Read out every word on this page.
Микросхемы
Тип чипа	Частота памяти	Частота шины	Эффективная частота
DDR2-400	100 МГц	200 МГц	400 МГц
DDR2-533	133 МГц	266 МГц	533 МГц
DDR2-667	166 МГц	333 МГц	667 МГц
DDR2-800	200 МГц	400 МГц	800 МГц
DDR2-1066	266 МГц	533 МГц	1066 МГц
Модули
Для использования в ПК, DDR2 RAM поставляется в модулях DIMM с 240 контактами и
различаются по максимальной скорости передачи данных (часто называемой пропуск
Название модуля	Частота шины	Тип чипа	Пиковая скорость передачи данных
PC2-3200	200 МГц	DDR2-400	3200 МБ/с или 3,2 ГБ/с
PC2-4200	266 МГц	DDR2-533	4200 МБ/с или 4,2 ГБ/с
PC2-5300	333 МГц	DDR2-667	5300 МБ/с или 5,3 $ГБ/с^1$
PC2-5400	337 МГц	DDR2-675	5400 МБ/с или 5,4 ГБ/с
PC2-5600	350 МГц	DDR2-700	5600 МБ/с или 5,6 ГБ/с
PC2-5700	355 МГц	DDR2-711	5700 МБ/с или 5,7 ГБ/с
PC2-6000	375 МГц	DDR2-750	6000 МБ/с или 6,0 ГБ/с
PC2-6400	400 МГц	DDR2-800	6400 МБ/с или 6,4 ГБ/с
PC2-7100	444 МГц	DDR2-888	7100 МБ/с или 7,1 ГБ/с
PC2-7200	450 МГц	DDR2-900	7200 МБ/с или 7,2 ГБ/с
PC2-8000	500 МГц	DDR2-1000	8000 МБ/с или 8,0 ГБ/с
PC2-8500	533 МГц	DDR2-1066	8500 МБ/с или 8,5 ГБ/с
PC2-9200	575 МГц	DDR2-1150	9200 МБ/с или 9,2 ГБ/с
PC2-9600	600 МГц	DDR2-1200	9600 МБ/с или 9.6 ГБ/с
=-=-=-=-=
» **What the task requires**: Filter the records down to the lines that contain the string "чипа", and copy those lines.

» **Response to this task**:
Тип чипа	Частота памяти	Частота шины	Эффективная частота
Название модуля	Частота шины	Тип чипа	Пиковая скорость передачи данных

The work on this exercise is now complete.